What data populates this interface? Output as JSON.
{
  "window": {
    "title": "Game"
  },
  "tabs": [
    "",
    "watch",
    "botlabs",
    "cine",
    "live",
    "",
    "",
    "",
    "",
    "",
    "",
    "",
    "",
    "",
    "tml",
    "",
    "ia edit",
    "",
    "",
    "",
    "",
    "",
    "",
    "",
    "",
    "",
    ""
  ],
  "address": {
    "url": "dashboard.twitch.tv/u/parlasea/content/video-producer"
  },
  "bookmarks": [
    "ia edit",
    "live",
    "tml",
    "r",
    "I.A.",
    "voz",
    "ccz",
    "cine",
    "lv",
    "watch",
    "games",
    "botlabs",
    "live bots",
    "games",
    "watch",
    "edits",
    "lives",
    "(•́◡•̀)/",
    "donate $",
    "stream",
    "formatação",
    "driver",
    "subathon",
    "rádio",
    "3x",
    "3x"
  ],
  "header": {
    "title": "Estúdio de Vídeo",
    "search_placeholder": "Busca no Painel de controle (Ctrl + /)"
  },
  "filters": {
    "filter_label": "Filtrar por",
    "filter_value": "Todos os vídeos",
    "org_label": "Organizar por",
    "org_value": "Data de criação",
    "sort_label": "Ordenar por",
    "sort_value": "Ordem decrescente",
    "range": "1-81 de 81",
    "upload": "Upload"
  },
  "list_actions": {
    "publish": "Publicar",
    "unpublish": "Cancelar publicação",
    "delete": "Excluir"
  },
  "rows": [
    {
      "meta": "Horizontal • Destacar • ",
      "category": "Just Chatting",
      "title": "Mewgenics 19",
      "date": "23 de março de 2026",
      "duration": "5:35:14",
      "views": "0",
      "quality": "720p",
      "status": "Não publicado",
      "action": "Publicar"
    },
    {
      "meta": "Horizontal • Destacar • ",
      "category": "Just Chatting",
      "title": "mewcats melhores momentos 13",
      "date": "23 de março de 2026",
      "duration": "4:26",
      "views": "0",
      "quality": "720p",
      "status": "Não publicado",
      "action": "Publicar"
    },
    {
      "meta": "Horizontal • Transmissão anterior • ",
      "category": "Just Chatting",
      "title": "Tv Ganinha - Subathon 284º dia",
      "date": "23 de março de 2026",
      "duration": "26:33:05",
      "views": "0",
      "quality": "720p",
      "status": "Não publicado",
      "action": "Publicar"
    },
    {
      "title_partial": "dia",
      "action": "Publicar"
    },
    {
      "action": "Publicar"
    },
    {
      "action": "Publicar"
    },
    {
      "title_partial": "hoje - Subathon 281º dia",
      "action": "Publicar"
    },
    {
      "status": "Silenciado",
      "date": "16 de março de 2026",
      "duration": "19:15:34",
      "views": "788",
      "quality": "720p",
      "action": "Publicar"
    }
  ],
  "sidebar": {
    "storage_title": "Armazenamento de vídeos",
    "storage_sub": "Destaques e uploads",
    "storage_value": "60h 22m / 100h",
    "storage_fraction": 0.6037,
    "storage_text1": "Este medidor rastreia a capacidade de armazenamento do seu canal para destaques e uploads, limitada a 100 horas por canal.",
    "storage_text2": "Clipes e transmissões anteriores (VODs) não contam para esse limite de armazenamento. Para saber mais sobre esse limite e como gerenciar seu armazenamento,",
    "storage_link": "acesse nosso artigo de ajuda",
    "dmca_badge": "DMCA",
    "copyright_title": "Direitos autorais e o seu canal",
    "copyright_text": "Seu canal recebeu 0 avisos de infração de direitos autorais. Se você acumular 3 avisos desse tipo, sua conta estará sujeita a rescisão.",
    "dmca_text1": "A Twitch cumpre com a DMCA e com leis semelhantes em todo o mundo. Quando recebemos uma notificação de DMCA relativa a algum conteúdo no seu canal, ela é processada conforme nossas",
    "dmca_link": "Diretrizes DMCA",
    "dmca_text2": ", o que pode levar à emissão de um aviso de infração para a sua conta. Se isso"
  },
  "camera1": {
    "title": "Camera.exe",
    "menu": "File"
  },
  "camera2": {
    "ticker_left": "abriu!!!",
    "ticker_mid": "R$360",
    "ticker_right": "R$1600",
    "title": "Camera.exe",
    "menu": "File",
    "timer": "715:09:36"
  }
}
══════
• Exercise instructions: Reproduce each line of the entries in which the word "para" is found.

• Completed exercise:
    "storage_text1": "Este medidor rastreia a capacidade de armazenamento do seu canal para destaques e uploads, limitada a 100 horas por canal.",
    "storage_text2": "Clipes e transmissões anteriores (VODs) não contam para esse limite de armazenamento. Para saber mais sobre esse limite e como gerenciar seu armazenamento,",
    "dmca_text2": ", o que pode levar à emissão de um aviso de infração para a sua conta. Se isso"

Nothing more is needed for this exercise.